Transcribe the full listing below exactly.

------------------------------------

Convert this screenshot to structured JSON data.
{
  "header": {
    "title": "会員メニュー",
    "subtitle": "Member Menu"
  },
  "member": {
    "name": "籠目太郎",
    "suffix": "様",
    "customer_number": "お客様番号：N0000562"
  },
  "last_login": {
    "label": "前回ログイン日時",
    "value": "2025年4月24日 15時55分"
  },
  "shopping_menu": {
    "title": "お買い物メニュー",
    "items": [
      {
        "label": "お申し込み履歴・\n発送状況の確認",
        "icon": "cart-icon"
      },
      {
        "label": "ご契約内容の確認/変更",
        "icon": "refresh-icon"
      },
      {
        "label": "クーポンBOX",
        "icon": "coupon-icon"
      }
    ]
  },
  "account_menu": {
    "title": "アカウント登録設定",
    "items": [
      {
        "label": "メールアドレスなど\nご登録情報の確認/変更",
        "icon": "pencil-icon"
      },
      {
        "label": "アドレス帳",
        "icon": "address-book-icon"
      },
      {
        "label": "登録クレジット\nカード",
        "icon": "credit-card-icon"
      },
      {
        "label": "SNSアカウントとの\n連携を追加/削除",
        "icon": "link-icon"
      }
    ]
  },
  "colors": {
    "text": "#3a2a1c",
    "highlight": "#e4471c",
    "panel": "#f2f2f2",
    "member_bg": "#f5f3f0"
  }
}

------------------------------------

• **Expected answer**
Convert this screenshot to structured JSON data.
{
  "header": {
    "title": "会員メニュー",
    "subtitle": "Member Menu"
  },
  "member": {
    "name": "籠目太郎",
    "suffix": "様",
    "customer_number": "お客様番号：N0000562"
  },
  "last_login": {
    "label": "前回ログイン日時",
    "value": "2025年4月24日 15時55分"
  },
  "shopping_menu": {
    "title": "お買い物メニュー",
    "items": [
      {
        "label": "お申し込み履歴・\n発送状況の確認",
        "icon": "cart-icon"
      },
      {
        "label": "ご契約内容の確認/変更",
        "icon": "refresh-icon"
      },
      {
        "label": "クーポンBOX",
        "icon": "coupon-icon"
      }
    ]
  },
  "account_menu": {
    "title": "アカウント登録設定",
    "items": [
      {
        "label": "メールアドレスなど\nご登録情報の確認/変更",
        "icon": "pencil-icon"
      },
      {
        "label": "アドレス帳",
        "icon": "address-book-icon"
      },
      {
        "label": "登録クレジット\nカード",
        "icon": "credit-card-icon"
      },
      {
        "label": "SNSアカウントとの\n連携を追加/削除",
        "icon": "link-icon"
      }
    ]
  },
  "colors": {
    "text": "#3a2a1c",
    "highlight": "#e4471c",
    "panel": "#f2f2f2",
    "member_bg": "#f5f3f0"
  }
}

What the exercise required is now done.